→ **DOCUMENT EXTRACT**:
# Actor-Critic
there are different types of policy-based reinforcement-learning
![equations](images/RL_equations.png)
[PyTorchA2CPolicy](https://gitlab.tu-berlin.de/OKS/plato/blob/actorcritic/DialogueManagement/DialoguePolicy/ReinforcementLearning/pytorch_a2c_policy.py#L78) implements the generalized A2C-Algorithm; A2C = Advantage Actor Critic  
The NeuralNetwork is trained with a Loss that is comprised of three parts: 
1. policy-loss (for actor)
2. entropy-regularization
3. value-loss (for critic)

it is trained in a __off-policy__ manner. Means, that losses are calculated with experience (dialogues) which where generated by an __outdate/old__ policy, this experience is __off-policy__. Hopefully not too far __off__. 
The __value-loss__ is the mean-squared-error of the __state-value__-estimate in step __k__ and the __overall-value__ in step __k+1__. In code this overall-value is called __returnn__. It is actually itself just an estimation and calculated by the state-value + advantage in step __k+1__

In [None]:
def calc_loss(exps: Rollout, agent: AbstractA2CAgent, p: A2CParams):
    dist, value = agent.calc_distr_value(exps.env_steps.observation)
    entropy = dist.entropy().mean()

→ **DATA LINES**:
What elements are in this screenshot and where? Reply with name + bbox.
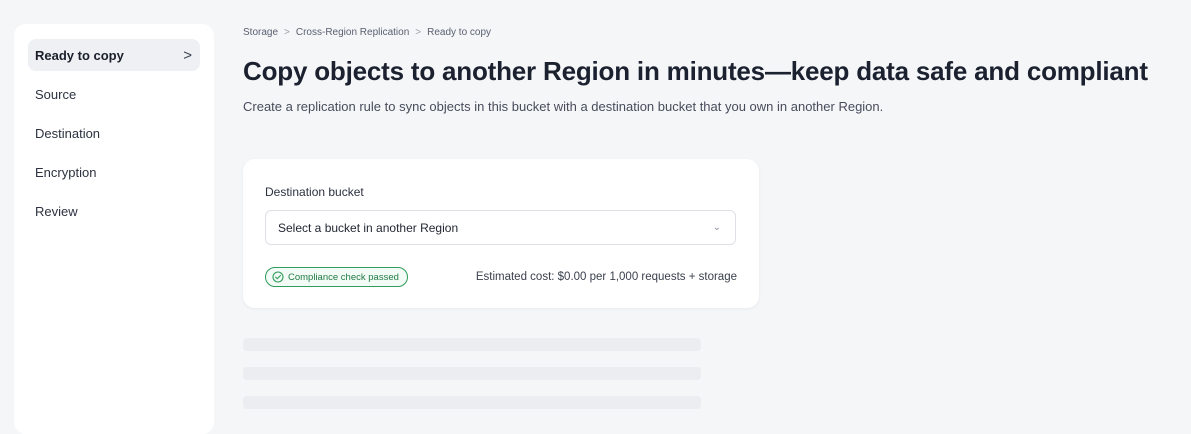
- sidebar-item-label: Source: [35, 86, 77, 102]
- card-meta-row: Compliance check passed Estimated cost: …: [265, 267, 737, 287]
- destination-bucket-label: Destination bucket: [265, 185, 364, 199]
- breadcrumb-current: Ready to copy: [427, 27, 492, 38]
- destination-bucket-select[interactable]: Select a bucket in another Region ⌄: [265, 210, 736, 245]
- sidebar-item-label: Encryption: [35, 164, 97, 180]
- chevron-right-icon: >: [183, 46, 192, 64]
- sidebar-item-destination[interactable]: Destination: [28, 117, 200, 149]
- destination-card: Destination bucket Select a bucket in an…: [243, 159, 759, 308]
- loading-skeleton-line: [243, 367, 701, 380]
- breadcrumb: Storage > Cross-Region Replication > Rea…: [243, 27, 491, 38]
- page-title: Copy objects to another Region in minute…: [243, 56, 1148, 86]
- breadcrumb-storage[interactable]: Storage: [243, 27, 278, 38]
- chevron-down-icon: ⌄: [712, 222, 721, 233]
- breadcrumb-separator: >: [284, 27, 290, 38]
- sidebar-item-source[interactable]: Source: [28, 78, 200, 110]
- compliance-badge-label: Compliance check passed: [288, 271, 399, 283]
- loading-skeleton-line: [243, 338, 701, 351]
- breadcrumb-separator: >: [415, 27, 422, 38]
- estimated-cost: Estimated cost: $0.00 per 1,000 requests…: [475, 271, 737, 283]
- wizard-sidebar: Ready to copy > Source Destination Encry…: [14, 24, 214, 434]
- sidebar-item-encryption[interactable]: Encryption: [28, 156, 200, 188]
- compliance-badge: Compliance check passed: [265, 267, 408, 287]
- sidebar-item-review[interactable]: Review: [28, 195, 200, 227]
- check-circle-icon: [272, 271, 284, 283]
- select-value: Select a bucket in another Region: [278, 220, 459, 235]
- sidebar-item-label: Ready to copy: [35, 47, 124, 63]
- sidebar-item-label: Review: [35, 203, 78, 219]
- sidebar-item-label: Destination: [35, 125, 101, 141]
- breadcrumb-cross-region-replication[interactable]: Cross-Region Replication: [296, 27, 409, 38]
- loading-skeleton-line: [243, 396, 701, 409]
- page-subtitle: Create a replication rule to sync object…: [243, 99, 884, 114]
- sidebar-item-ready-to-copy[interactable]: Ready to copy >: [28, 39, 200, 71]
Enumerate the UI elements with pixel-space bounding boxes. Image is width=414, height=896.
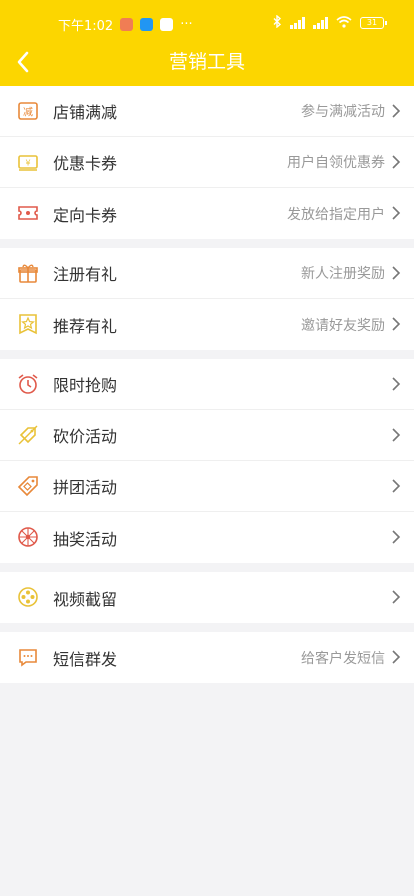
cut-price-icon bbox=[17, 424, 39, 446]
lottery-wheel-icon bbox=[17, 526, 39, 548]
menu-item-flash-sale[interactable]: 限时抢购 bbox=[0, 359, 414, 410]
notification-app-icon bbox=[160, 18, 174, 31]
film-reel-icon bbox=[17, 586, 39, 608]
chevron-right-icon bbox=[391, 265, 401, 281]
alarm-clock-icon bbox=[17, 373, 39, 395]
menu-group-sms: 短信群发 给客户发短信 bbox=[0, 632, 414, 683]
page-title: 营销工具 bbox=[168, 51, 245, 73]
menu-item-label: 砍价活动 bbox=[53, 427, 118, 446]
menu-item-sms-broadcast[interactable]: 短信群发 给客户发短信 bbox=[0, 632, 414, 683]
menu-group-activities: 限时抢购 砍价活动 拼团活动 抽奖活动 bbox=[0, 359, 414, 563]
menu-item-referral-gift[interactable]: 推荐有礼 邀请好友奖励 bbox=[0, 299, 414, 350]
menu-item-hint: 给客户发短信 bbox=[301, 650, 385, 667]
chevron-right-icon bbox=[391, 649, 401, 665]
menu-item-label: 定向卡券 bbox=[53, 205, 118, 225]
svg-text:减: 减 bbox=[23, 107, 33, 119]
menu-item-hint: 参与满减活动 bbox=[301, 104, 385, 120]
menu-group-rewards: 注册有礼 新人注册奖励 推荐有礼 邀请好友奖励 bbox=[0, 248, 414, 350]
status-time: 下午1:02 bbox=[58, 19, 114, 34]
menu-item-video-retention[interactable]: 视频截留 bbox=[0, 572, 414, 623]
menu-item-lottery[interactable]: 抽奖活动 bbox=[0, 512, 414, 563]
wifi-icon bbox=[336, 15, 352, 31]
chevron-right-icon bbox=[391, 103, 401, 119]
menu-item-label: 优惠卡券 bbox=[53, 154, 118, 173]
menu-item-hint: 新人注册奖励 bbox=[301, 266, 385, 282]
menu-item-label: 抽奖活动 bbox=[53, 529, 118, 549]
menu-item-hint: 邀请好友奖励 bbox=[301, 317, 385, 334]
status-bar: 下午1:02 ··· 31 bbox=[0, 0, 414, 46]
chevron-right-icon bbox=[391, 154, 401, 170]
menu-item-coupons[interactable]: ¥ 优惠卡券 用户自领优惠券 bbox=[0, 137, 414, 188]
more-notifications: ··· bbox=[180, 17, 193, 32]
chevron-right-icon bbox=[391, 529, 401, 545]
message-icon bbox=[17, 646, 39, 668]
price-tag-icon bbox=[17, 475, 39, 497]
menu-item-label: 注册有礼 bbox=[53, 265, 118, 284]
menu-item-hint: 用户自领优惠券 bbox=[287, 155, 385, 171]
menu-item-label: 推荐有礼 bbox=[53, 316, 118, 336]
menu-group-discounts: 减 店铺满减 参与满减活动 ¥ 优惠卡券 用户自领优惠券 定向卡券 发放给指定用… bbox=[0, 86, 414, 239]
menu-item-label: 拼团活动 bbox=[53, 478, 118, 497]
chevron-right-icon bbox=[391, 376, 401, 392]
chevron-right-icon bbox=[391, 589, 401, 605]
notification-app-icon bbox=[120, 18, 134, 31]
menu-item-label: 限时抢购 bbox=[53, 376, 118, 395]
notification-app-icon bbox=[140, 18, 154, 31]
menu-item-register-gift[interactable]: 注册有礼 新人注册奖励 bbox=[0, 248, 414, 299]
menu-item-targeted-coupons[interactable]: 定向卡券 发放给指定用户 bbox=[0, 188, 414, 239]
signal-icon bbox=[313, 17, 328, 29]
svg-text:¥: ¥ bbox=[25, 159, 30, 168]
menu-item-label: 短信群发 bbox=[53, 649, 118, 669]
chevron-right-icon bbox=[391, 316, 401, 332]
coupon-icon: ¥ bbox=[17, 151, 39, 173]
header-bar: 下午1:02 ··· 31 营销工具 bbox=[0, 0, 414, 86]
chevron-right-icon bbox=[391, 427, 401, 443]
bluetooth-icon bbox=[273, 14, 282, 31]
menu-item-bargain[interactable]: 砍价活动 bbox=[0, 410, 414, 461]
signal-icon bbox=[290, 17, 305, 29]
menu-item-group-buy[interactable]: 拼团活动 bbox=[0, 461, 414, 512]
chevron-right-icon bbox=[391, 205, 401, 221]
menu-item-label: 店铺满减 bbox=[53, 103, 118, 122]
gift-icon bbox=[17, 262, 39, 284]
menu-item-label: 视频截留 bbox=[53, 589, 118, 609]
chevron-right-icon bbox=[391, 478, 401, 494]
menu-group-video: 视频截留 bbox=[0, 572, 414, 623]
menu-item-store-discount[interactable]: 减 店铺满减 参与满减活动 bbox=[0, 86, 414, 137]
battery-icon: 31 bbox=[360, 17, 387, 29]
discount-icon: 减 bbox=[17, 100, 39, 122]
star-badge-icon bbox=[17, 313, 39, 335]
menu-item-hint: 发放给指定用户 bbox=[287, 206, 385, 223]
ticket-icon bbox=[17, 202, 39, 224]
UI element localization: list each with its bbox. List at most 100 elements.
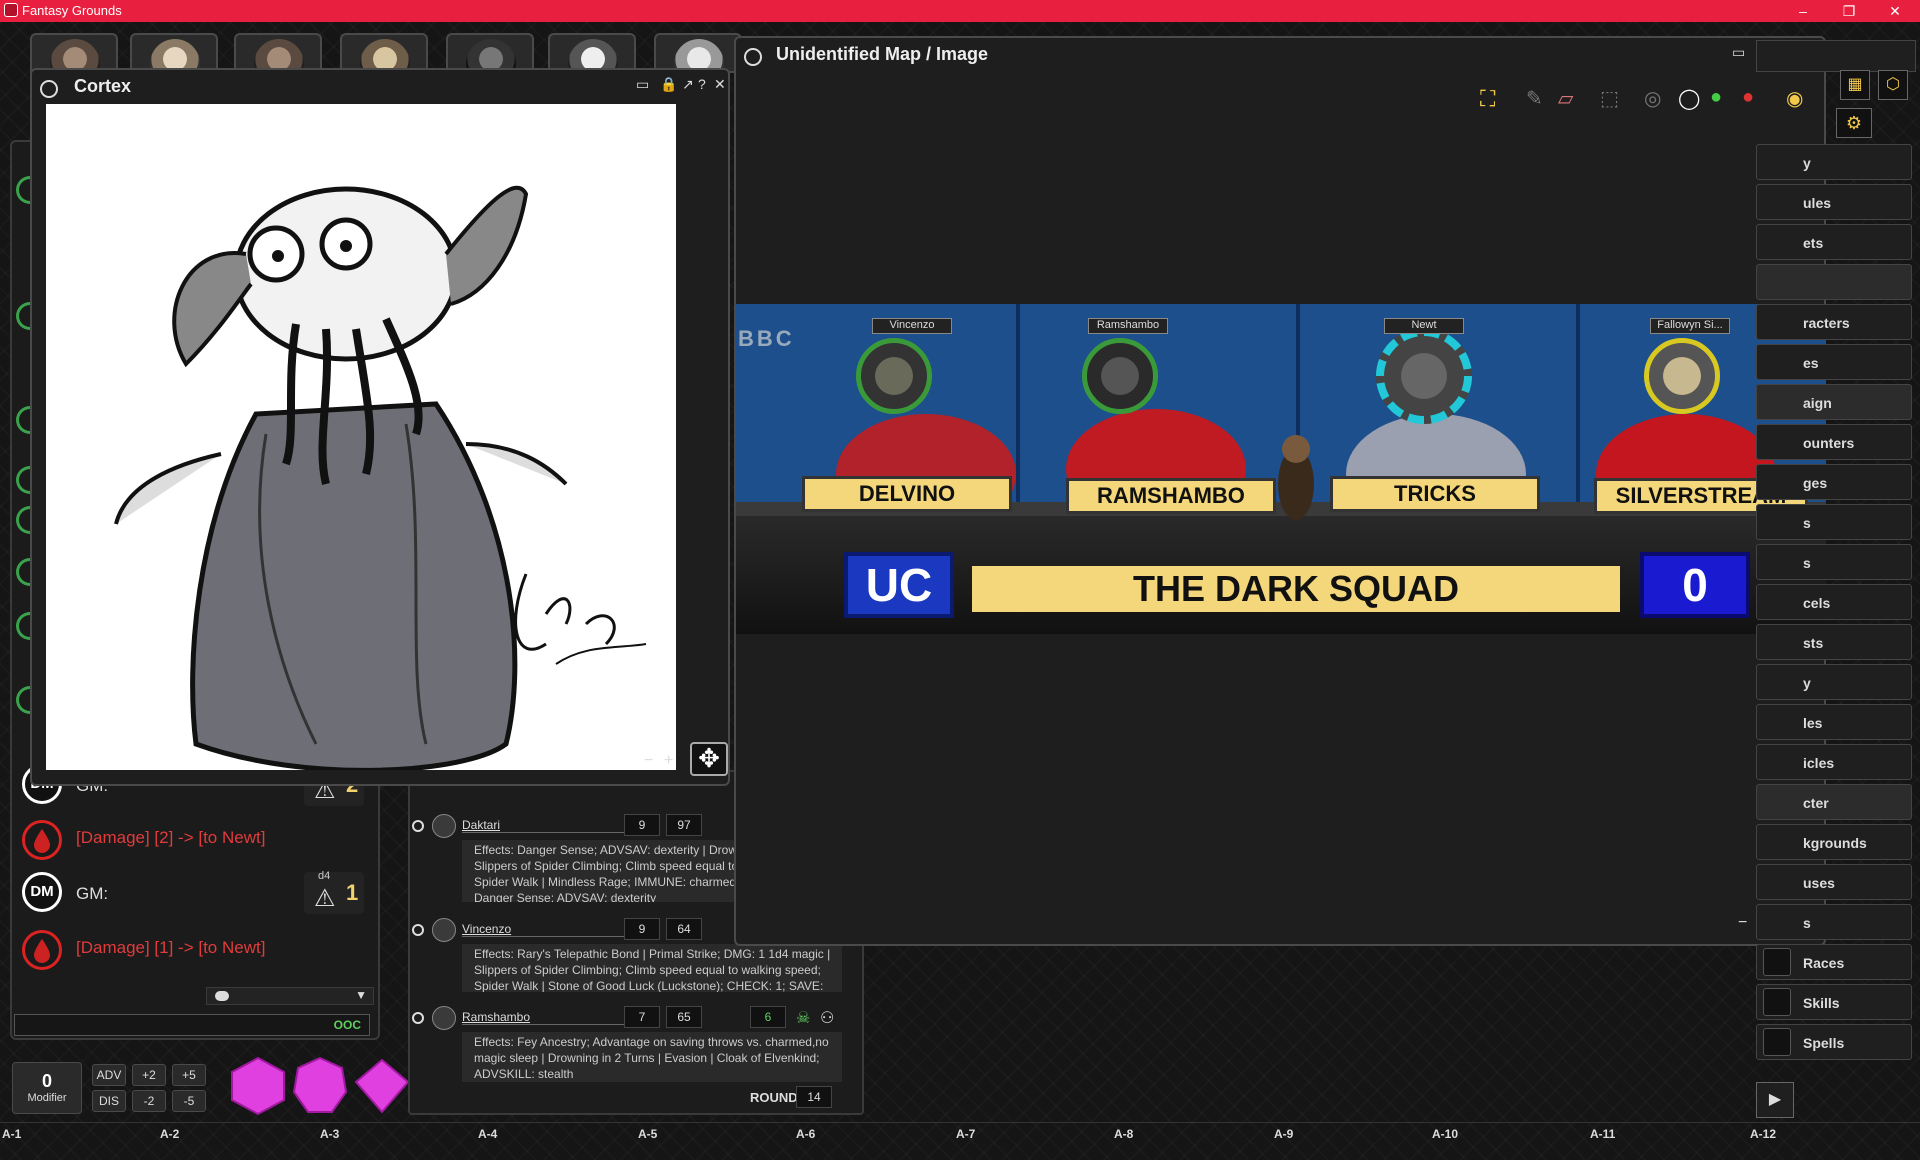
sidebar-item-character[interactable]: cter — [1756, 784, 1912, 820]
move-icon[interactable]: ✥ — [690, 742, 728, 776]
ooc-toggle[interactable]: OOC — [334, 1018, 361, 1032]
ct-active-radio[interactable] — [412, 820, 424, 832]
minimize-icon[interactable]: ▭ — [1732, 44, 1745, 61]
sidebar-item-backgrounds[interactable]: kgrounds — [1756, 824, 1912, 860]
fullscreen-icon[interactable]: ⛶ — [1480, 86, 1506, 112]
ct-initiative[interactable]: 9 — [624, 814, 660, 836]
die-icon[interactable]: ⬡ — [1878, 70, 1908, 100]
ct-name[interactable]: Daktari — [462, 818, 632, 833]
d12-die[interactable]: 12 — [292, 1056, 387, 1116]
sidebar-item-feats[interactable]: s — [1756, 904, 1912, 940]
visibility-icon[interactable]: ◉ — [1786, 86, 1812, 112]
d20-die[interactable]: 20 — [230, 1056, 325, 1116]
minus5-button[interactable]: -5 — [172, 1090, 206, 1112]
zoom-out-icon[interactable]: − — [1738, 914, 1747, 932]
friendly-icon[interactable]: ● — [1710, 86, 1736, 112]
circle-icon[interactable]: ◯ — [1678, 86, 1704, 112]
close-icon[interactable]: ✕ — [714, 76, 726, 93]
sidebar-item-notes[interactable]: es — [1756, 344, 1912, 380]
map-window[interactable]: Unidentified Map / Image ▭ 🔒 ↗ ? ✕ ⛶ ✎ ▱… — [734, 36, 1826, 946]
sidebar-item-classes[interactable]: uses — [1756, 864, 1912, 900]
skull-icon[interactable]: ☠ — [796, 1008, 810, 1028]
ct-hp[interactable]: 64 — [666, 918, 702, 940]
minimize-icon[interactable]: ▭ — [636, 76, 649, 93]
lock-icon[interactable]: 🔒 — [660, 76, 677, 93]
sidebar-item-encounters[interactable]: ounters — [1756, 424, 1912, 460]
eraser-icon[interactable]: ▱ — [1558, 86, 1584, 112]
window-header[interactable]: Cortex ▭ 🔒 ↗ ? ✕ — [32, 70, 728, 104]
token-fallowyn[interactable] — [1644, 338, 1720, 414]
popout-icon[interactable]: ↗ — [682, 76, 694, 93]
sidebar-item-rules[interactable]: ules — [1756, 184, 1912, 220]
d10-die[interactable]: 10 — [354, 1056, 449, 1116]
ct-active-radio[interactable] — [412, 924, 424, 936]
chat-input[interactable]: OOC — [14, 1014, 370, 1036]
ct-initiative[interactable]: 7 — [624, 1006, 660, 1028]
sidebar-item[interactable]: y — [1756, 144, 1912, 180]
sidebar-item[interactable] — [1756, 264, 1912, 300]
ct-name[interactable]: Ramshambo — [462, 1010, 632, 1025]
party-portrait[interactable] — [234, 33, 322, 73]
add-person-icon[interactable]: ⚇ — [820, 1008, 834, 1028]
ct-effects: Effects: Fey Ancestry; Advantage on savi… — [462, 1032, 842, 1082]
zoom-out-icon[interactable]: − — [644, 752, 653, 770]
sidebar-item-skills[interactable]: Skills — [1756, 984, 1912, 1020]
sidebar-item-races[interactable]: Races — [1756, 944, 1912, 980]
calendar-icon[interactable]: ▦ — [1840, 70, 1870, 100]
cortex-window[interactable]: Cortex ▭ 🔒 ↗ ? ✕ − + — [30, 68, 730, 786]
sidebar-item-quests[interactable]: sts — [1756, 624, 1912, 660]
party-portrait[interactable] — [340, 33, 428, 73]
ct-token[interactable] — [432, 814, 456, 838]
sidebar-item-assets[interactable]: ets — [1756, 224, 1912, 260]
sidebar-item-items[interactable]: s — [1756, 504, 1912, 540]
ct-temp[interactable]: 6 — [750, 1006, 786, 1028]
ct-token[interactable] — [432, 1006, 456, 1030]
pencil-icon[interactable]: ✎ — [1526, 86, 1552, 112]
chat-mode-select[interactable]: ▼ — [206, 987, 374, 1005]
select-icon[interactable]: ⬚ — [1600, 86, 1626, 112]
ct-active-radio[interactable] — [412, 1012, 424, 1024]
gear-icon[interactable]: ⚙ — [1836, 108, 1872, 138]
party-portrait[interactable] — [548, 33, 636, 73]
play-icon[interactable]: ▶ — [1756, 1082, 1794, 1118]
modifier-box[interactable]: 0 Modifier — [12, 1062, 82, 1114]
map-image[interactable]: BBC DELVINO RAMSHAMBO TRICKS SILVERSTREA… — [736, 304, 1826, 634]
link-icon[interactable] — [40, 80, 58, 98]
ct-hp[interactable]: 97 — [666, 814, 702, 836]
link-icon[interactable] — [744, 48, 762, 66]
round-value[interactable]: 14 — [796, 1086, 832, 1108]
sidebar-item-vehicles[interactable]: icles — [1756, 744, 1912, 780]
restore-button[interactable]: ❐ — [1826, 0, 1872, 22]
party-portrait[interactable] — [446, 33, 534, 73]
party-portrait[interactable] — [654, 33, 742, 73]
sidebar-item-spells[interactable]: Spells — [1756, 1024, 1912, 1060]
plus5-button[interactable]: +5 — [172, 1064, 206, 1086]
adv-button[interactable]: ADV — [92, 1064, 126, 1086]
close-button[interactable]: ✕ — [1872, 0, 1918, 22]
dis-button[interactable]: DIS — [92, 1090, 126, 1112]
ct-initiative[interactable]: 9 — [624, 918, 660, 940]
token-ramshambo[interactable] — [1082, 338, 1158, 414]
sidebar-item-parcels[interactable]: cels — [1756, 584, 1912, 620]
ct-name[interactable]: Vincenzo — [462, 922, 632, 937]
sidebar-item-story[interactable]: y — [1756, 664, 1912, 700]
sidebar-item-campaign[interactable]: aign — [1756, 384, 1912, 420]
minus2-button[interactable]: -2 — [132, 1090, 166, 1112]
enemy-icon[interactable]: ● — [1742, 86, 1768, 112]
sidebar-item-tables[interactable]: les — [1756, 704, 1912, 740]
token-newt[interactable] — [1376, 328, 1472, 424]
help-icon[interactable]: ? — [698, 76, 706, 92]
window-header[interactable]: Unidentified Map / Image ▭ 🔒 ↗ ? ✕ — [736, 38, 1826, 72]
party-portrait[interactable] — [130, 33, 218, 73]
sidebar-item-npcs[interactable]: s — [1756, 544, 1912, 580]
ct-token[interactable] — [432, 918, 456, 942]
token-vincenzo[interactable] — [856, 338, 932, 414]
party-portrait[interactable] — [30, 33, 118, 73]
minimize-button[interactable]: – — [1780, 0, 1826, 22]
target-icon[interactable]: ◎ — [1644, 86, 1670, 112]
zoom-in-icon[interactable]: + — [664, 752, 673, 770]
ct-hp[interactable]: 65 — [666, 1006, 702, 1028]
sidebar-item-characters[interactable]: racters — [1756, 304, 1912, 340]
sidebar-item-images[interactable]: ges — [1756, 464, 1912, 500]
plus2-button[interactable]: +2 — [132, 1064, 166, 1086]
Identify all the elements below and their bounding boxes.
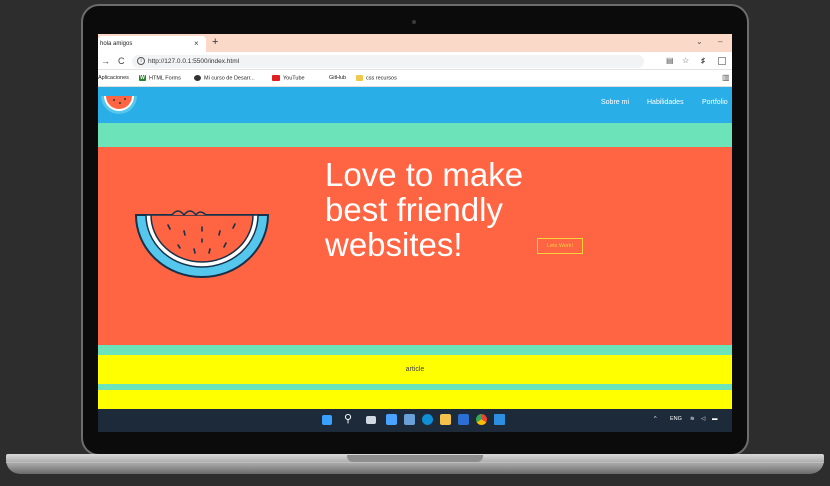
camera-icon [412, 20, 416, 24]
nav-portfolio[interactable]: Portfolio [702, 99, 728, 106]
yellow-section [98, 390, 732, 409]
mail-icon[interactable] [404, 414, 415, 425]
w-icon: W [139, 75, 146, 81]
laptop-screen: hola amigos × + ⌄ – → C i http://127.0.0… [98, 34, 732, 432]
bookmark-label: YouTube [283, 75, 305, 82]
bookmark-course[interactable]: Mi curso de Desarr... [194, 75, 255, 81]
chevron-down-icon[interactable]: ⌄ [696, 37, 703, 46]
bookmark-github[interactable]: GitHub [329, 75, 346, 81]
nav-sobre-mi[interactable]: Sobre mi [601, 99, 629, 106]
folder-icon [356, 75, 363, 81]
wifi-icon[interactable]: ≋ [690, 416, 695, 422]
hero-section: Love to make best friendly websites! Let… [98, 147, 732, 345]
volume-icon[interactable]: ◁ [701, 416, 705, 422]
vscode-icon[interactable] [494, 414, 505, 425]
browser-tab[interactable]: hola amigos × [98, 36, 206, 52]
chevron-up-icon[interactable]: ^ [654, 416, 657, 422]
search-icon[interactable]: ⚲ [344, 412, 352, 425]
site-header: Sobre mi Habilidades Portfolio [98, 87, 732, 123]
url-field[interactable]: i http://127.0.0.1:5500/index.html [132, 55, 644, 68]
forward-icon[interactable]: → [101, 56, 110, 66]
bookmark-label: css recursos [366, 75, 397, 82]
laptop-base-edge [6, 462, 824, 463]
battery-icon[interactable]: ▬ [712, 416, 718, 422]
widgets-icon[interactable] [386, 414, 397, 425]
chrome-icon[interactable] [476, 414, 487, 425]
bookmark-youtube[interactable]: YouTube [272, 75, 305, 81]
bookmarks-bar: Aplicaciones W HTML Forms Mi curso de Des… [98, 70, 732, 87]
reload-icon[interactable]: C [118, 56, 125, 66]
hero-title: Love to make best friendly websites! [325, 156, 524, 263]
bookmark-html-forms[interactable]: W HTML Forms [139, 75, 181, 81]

→ **STATED GOAL**:
Answer these about the Actor-Critic text above:
1. What does the abbreviation A2C stand for?
2. Which of the three loss parts is for the critic?
3. What name does the code give to the overall value?

→ **TASK SOLUTION**:
1. Advantage Actor Critic
2. Value-loss
3. returnn